**What is asked**
Reproduce every line of the material below word for word, changing nothing.

Saved dataset items:

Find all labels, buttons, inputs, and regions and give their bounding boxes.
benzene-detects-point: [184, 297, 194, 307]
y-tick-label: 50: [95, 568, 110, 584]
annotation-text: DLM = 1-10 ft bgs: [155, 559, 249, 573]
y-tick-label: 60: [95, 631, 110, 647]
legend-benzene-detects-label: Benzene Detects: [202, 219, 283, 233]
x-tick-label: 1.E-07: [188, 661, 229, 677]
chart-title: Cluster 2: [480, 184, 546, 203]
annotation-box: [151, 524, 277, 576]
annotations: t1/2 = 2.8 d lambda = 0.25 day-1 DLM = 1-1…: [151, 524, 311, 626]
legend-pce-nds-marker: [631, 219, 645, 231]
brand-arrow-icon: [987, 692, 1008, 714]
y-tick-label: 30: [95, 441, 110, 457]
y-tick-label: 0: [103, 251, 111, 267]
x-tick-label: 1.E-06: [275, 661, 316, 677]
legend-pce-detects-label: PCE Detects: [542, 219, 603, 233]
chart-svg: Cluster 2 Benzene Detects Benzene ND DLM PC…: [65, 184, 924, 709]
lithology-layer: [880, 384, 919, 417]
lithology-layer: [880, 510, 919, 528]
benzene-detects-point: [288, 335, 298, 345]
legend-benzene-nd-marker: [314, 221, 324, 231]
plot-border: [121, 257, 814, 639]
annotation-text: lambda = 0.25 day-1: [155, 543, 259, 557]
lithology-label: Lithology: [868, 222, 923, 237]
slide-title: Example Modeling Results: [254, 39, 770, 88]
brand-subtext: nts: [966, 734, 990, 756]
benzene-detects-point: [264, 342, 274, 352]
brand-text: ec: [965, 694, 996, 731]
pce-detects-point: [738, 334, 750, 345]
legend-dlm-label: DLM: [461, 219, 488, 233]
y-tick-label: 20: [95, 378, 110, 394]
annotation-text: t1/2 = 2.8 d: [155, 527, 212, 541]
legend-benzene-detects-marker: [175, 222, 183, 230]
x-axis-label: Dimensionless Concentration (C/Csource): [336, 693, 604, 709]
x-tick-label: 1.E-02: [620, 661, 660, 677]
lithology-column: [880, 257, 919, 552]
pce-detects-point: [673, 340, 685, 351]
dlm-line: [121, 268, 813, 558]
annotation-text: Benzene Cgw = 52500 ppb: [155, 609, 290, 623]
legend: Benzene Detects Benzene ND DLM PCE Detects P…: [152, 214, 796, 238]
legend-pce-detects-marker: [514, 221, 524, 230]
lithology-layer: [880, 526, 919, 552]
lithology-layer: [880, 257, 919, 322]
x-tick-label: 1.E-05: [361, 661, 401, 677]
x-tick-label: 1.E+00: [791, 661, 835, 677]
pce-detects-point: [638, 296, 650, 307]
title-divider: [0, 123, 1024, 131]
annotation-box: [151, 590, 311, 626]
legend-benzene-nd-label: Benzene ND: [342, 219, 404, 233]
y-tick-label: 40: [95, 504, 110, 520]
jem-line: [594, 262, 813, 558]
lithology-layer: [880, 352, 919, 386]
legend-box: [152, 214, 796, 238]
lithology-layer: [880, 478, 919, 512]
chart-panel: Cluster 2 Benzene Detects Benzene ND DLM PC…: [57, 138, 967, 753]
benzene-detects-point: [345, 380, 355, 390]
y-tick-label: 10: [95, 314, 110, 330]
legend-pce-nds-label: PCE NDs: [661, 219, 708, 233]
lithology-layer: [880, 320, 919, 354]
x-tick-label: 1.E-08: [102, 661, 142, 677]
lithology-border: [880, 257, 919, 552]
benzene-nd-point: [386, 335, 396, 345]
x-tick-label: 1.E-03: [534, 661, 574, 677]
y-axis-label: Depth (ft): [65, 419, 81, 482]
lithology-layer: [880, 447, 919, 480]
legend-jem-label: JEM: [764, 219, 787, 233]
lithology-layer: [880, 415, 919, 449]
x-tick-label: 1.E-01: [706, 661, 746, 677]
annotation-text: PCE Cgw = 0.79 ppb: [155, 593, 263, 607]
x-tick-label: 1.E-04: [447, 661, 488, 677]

**The output**
Find all labels, buttons, inputs, and regions and give their bounding boxes.
benzene-detects-point: [184, 297, 194, 307]
y-tick-label: 50: [95, 568, 110, 584]
annotation-text: DLM = 1-10 ft bgs: [155, 559, 249, 573]
y-tick-label: 60: [95, 631, 110, 647]
legend-benzene-detects-label: Benzene Detects: [202, 219, 283, 233]
x-tick-label: 1.E-07: [188, 661, 229, 677]
chart-title: Cluster 2: [480, 184, 546, 203]
annotation-box: [151, 524, 277, 576]
annotations: t1/2 = 2.8 d lambda = 0.25 day-1 DLM = 1-1…: [151, 524, 311, 626]
legend-pce-nds-marker: [631, 219, 645, 231]
brand-arrow-icon: [987, 692, 1008, 714]
y-tick-label: 30: [95, 441, 110, 457]
y-tick-label: 0: [103, 251, 111, 267]
x-tick-label: 1.E-06: [275, 661, 316, 677]
legend-pce-detects-label: PCE Detects: [542, 219, 603, 233]
chart-svg: Cluster 2 Benzene Detects Benzene ND DLM PC…: [65, 184, 924, 709]
lithology-layer: [880, 384, 919, 417]
lithology-layer: [880, 510, 919, 528]
benzene-detects-point: [288, 335, 298, 345]
legend-benzene-nd-marker: [314, 221, 324, 231]
plot-border: [121, 257, 814, 639]
annotation-text: lambda = 0.25 day-1: [155, 543, 259, 557]
lithology-label: Lithology: [868, 222, 923, 237]
slide-title: Example Modeling Results: [254, 39, 770, 88]
brand-subtext: nts: [966, 734, 990, 756]
benzene-detects-point: [264, 342, 274, 352]
brand-text: ec: [965, 694, 996, 731]
pce-detects-point: [738, 334, 750, 345]
legend-dlm-label: DLM: [461, 219, 488, 233]
y-tick-label: 20: [95, 378, 110, 394]
annotation-text: t1/2 = 2.8 d: [155, 527, 212, 541]
legend-benzene-detects-marker: [175, 222, 183, 230]
x-axis-label: Dimensionless Concentration (C/Csource): [336, 693, 604, 709]
x-tick-label: 1.E-02: [620, 661, 660, 677]
lithology-column: [880, 257, 919, 552]
pce-detects-point: [673, 340, 685, 351]
dlm-line: [121, 268, 813, 558]
annotation-text: Benzene Cgw = 52500 ppb: [155, 609, 290, 623]
legend: Benzene Detects Benzene ND DLM PCE Detects P…: [152, 214, 796, 238]
legend-pce-detects-marker: [514, 221, 524, 230]
lithology-layer: [880, 526, 919, 552]
lithology-layer: [880, 257, 919, 322]
x-tick-label: 1.E-05: [361, 661, 401, 677]
x-tick-label: 1.E+00: [791, 661, 835, 677]
pce-detects-point: [638, 296, 650, 307]
title-divider: [0, 123, 1024, 131]
annotation-box: [151, 590, 311, 626]
legend-benzene-nd-label: Benzene ND: [342, 219, 404, 233]
y-tick-label: 40: [95, 504, 110, 520]
jem-line: [594, 262, 813, 558]
lithology-layer: [880, 352, 919, 386]
legend-box: [152, 214, 796, 238]
lithology-layer: [880, 478, 919, 512]
chart-panel: Cluster 2 Benzene Detects Benzene ND DLM PC…: [57, 138, 967, 753]
benzene-detects-point: [345, 380, 355, 390]
y-tick-label: 10: [95, 314, 110, 330]
legend-pce-nds-label: PCE NDs: [661, 219, 708, 233]
lithology-layer: [880, 320, 919, 354]
x-tick-label: 1.E-08: [102, 661, 142, 677]
lithology-border: [880, 257, 919, 552]
benzene-nd-point: [386, 335, 396, 345]
x-tick-label: 1.E-03: [534, 661, 574, 677]
y-axis-label: Depth (ft): [65, 419, 81, 482]
lithology-layer: [880, 447, 919, 480]
legend-jem-label: JEM: [764, 219, 787, 233]
lithology-layer: [880, 415, 919, 449]
x-tick-label: 1.E-01: [706, 661, 746, 677]
annotation-text: PCE Cgw = 0.79 ppb: [155, 593, 263, 607]
x-tick-label: 1.E-04: [447, 661, 488, 677]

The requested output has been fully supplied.